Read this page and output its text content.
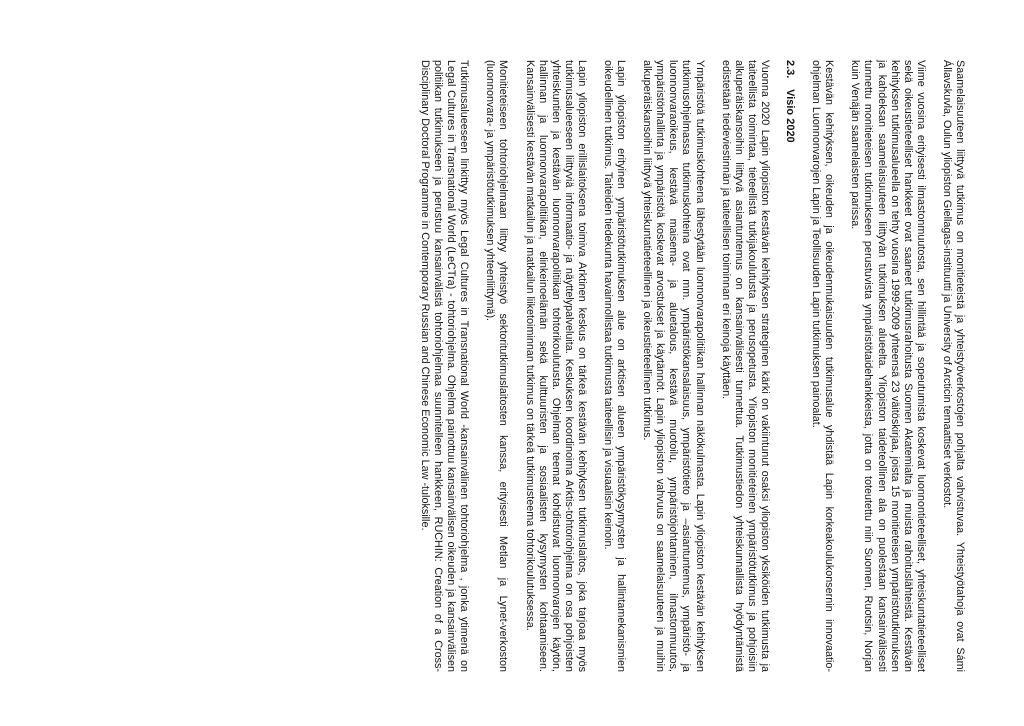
Saamelaisuuteen liittyvä tutkimus on monitieteistä ja yhteistyöverkostojen pohjalta vahvistuvaa. Yhteistyötahoja ovat Sámi Állavskuvla, Oulun yliopiston Giellagas-instituutti ja University of Arcticin temaattiset verkostot.

Viime vuosina erityisesti ilmastonmuutosta, sen hillintää ja sopeutumista koskevat luonnontieteelliset, yhteiskuntatieteelliset sekä oikeustieteelliset hankkeet ovat saaneet tutkimusrahoitusta Suomen Akatemialta ja muista rahoituslähteistä. Kestävän kehityksen tutkimusalueella on tehty vuosina 1999-2009 yhteensä 23 väitöskirjaa, joista 15 monitieteisen ympäristötutkimuksen ja kahdeksan saamelaisuuteen liittyvän tutkimuksen alueelta. Yliopiston taideteollinen ala on puolestaan kansainvälisesti tunnettu monitieteisen tutkimukseen perustuvista ympäristötaidehankkeista, jotta on toteutettu niin Suomen, Ruotsin, Norjan kuin Venäjän saamelaisten parissa.

Kestävän kehityksen, oikeuden ja oikeudenmukaisuuden tutkimusalue yhdistää Lapin korkeakoulukonsernin innovaatio-ohjelman Luonnonvarojen Lapin ja Teollisuuden Lapin tutkimuksen painoalat.

2.3. Visio 2020

Vuonna 2020 Lapin yliopiston kestävän kehityksen strateginen kärki on vakiintunut osaksi yliopiston yksiköiden tutkimusta ja taiteellista toimintaa, tieteellistä tutkijakoulutusta ja perusopetusta. Yliopiston monitieteinen ympäristötutkimus ja pohjoisiin alkuperäiskansoihin liittyvä asiantuntemus on kansainvälisesti tunnettua. Tutkimustiedon yhteiskunnallista hyödyntämistä edistetään tiedeviestinnän ja taiteellisen toiminnan eri keinoja käyttäen.

Ympäristöä tutkimuskohteena lähestytään luonnonvarapolitiikan hallinnan näkökulmasta. Lapin yliopiston kestävän kehityksen tutkimusohjelmassa tutkimuskohteina ovat mm. ympäristökansalaisuus, ympäristötieto ja –asiantuntemus, ympäristö- ja luonnonvaraoikeus, kestävä maisema- ja aluetalous, kestävä muotoilu, ympäristöjohtaminen, ilmastonmuutos, ympäristönhallinta ja ympäristöä koskevat arvostukset ja käytännöt. Lapin yliopiston vahvuus on saamelaisuuteen ja muihin alkuperäiskansoihin liittyvä yhteiskuntatieteellinen ja oikeustieteellinen tutkimus.

Lapin yliopiston erityinen ympäristötutkimuksen alue on arktisen alueen ympäristökysymysten ja hallintamekanismien oikeudellinen tutkimus. Taiteiden tiedekunta havainnollistaa tutkimusta taiteellisin ja visuaalisin keinoin.

Lapin yliopiston erillislaitoksena toimiva Arktinen keskus on tärkeä kestävän kehityksen tutkimuslaitos, joka tarjoaa myös tutkimusalueeseen liittyviä informaatio- ja näyttelypalveluita. Keskuksen koordinoima Arktis-tohtoriohjelma on osa pohjoisten yhteiskuntien ja kestävän luonnonvarapolitiikan tohtorikoulutusta. Ohjelman teemat kohdistuvat luonnonvarojen käytön, hallinnan ja luonnonvarapolitiikan, elinkeinoelämän sekä kulttuuristen ja sosiaalisten kysymysten kohtaamiseen. Kansainvälisesti kestävän matkailun ja matkailun liiketoiminnan tutkimus on tärkeä tutkimusteema tohtorikoulutuksessa.

Monitieteiseen tohtoriohjelmaan liittyy yhteistyö sektoritutkimuslaitosten kanssa, erityisesti Metlan ja Lynet-verkoston (luonnonvara- ja ympäristötutkimuksen yhteenliittymä).

Tutkimusalueeseen linkittyy myös Legal Cultures in Transnational World -kansainvälinen tohtoriohjelma , jonka ytimenä on Legal Cultures in Transnational World (LeCTra) - tohtoriohjelma. Ohjelma painottuu kansainvälisen oikeuden ja kansainvälisen politiikan tutkimukseen ja perustuu kansainvälistä tohtoriohjelmaa suunnitelleen hankkeen, RUCHIN: Creation of a Cross-Disciplinary Doctoral Programme in Contemporary Russian and Chinese Economic Law -tuloksille.
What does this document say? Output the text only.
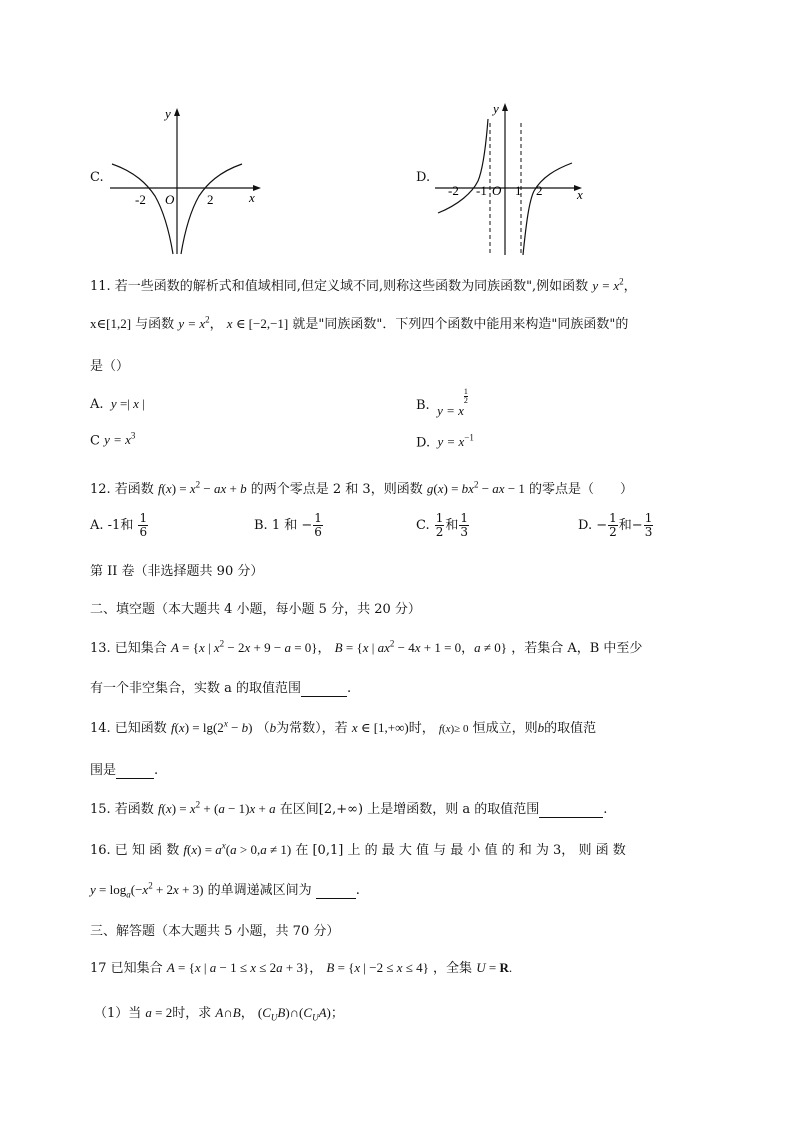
-2 O	2	x
y
C.
-2 -1 O 1 2	x
y
D.
11. 若一些函数的解析式和值域相同,但定义域不同,则称这些函数为同族函数",例如函数 $y = x^2$，
x∈[1,2] 与函数 $y = x^2$， x ∈ [−2,−1] 就是"同族函数"．下列四个函数中能用来构造"同族函数"的
是（）
A.  y =| x |	B.  y = x
$\frac{1}{2}$
C $y = x^3$	D.  $y = x^{-1}$
12. 若函数 $f(x) = x^2$ − ax + b 的两个零点是 2 和 3，则函数 $g(x) = bx^2$ − ax − 1 的零点是（　　）
A. -1和 $\frac{1}{6}$	B. 1 和 − $\frac{1}{6}$	C. $\frac{1}{2}$ 和 $\frac{1}{3}$	D. − $\frac{1}{2}$ 和− $\frac{1}{3}$
第 II 卷（非选择题共 90 分）
二、填空题（本大题共 4 小题，每小题 5 分，共 20 分）
13. 已知集合 A = {x | $x^2 - 2x + 9 - a = 0$}， B = {x | $ax^2 - 4x + 1 = 0$，a ≠ 0} ，若集合 A，B 中至少
有一个非空集合，实数 a 的取值范围	.
14. 已知函数 $f(x) = \lg(2^x - b)$ （b为常数），若 x ∈ [1,+∞)时， f(x)≥ 0 恒成立，则b的取值范
围是	.
15. 若函数 $f(x) = x^2 + (a - 1)x + a$ 在区间[2,+∞) 上是增函数，则 a 的取值范围	.
16. 已 知 函 数 $f(x) = a^x(a > 0,a \ne 1)$ 在 [0,1] 上 的 最 大 值 与 最 小 值 的 和 为 3， 则 函 数
$y = \log_a(-x^2 + 2x + 3)$ 的单调递减区间为	.
三、解答题（本大题共 5 小题，共 70 分）
17 已知集合 A = {x | a − 1 ≤ x ≤ 2a + 3}， B = {x | −2 ≤ x ≤ 4} ，全集 U = R.
（1）当 a = 2时，求 A∩B， $(C_UB)\cap(C_UA)$；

..........

→ WRITTEN REQUEST:
Output every entry exactly as given; pictures are not part of the copy.

→ RESPONSE TO THIS TASK:
Read this page and output its text content.
Saamelaisuuteen liittyvä tutkimus on monitieteistä ja yhteistyöverkostojen pohjalta vahvistuvaa. Yhteistyötahoja ovat Sámi Állavskuvla, Oulun yliopiston Giellagas-instituutti ja University of Arcticin temaattiset verkostot.

Viime vuosina erityisesti ilmastonmuutosta, sen hillintää ja sopeutumista koskevat luonnontieteelliset, yhteiskuntatieteelliset sekä oikeustieteelliset hankkeet ovat saaneet tutkimusrahoitusta Suomen Akatemialta ja muista rahoituslähteistä. Kestävän kehityksen tutkimusalueella on tehty vuosina 1999-2009 yhteensä 23 väitöskirjaa, joista 15 monitieteisen ympäristötutkimuksen ja kahdeksan saamelaisuuteen liittyvän tutkimuksen alueelta. Yliopiston taideteollinen ala on puolestaan kansainvälisesti tunnettu monitieteisen tutkimukseen perustuvista ympäristötaidehankkeista, jotta on toteutettu niin Suomen, Ruotsin, Norjan kuin Venäjän saamelaisten parissa.

Kestävän kehityksen, oikeuden ja oikeudenmukaisuuden tutkimusalue yhdistää Lapin korkeakoulukonsernin innovaatio-ohjelman Luonnonvarojen Lapin ja Teollisuuden Lapin tutkimuksen painoalat.

2.3. Visio 2020

Vuonna 2020 Lapin yliopiston kestävän kehityksen strateginen kärki on vakiintunut osaksi yliopiston yksiköiden tutkimusta ja taiteellista toimintaa, tieteellistä tutkijakoulutusta ja perusopetusta. Yliopiston monitieteinen ympäristötutkimus ja pohjoisiin alkuperäiskansoihin liittyvä asiantuntemus on kansainvälisesti tunnettua. Tutkimustiedon yhteiskunnallista hyödyntämistä edistetään tiedeviestinnän ja taiteellisen toiminnan eri keinoja käyttäen.

Ympäristöä tutkimuskohteena lähestytään luonnonvarapolitiikan hallinnan näkökulmasta. Lapin yliopiston kestävän kehityksen tutkimusohjelmassa tutkimuskohteina ovat mm. ympäristökansalaisuus, ympäristötieto ja –asiantuntemus, ympäristö- ja luonnonvaraoikeus, kestävä maisema- ja aluetalous, kestävä muotoilu, ympäristöjohtaminen, ilmastonmuutos, ympäristönhallinta ja ympäristöä koskevat arvostukset ja käytännöt. Lapin yliopiston vahvuus on saamelaisuuteen ja muihin alkuperäiskansoihin liittyvä yhteiskuntatieteellinen ja oikeustieteellinen tutkimus.

Lapin yliopiston erityinen ympäristötutkimuksen alue on arktisen alueen ympäristökysymysten ja hallintamekanismien oikeudellinen tutkimus. Taiteiden tiedekunta havainnollistaa tutkimusta taiteellisin ja visuaalisin keinoin.

Lapin yliopiston erillislaitoksena toimiva Arktinen keskus on tärkeä kestävän kehityksen tutkimuslaitos, joka tarjoaa myös tutkimusalueeseen liittyviä informaatio- ja näyttelypalveluita. Keskuksen koordinoima Arktis-tohtoriohjelma on osa pohjoisten yhteiskuntien ja kestävän luonnonvarapolitiikan tohtorikoulutusta. Ohjelman teemat kohdistuvat luonnonvarojen käytön, hallinnan ja luonnonvarapolitiikan, elinkeinoelämän sekä kulttuuristen ja sosiaalisten kysymysten kohtaamiseen. Kansainvälisesti kestävän matkailun ja matkailun liiketoiminnan tutkimus on tärkeä tutkimusteema tohtorikoulutuksessa.

Monitieteiseen tohtoriohjelmaan liittyy yhteistyö sektoritutkimuslaitosten kanssa, erityisesti Metlan ja Lynet-verkoston (luonnonvara- ja ympäristötutkimuksen yhteenliittymä).

Tutkimusalueeseen linkittyy myös Legal Cultures in Transnational World -kansainvälinen tohtoriohjelma , jonka ytimenä on Legal Cultures in Transnational World (LeCTra) - tohtoriohjelma. Ohjelma painottuu kansainvälisen oikeuden ja kansainvälisen politiikan tutkimukseen ja perustuu kansainvälistä tohtoriohjelmaa suunnitelleen hankkeen, RUCHIN: Creation of a Cross-Disciplinary Doctoral Programme in Contemporary Russian and Chinese Economic Law -tuloksille.
What does this document say? Output the text only.
-2 O	2	x
y
C.
-2 -1 O 1 2	x
y
D.
11. 若一些函数的解析式和值域相同,但定义域不同,则称这些函数为同族函数",例如函数 $y = x^2$，
x∈[1,2] 与函数 $y = x^2$， x ∈ [−2,−1] 就是"同族函数"．下列四个函数中能用来构造"同族函数"的
是（）
A.  y =| x |	B.  y = x
$\frac{1}{2}$
C $y = x^3$	D.  $y = x^{-1}$
12. 若函数 $f(x) = x^2$ − ax + b 的两个零点是 2 和 3，则函数 $g(x) = bx^2$ − ax − 1 的零点是（　　）
A. -1和 $\frac{1}{6}$	B. 1 和 − $\frac{1}{6}$	C. $\frac{1}{2}$ 和 $\frac{1}{3}$	D. − $\frac{1}{2}$ 和− $\frac{1}{3}$
第 II 卷（非选择题共 90 分）
二、填空题（本大题共 4 小题，每小题 5 分，共 20 分）
13. 已知集合 A = {x | $x^2 - 2x + 9 - a = 0$}， B = {x | $ax^2 - 4x + 1 = 0$，a ≠ 0} ，若集合 A，B 中至少
有一个非空集合，实数 a 的取值范围	.
14. 已知函数 $f(x) = \lg(2^x - b)$ （b为常数），若 x ∈ [1,+∞)时， f(x)≥ 0 恒成立，则b的取值范
围是	.
15. 若函数 $f(x) = x^2 + (a - 1)x + a$ 在区间[2,+∞) 上是增函数，则 a 的取值范围	.
16. 已 知 函 数 $f(x) = a^x(a > 0,a \ne 1)$ 在 [0,1] 上 的 最 大 值 与 最 小 值 的 和 为 3， 则 函 数
$y = \log_a(-x^2 + 2x + 3)$ 的单调递减区间为	.
三、解答题（本大题共 5 小题，共 70 分）
17 已知集合 A = {x | a − 1 ≤ x ≤ 2a + 3}， B = {x | −2 ≤ x ≤ 4} ，全集 U = R.
（1）当 a = 2时，求 A∩B， $(C_UB)\cap(C_UA)$；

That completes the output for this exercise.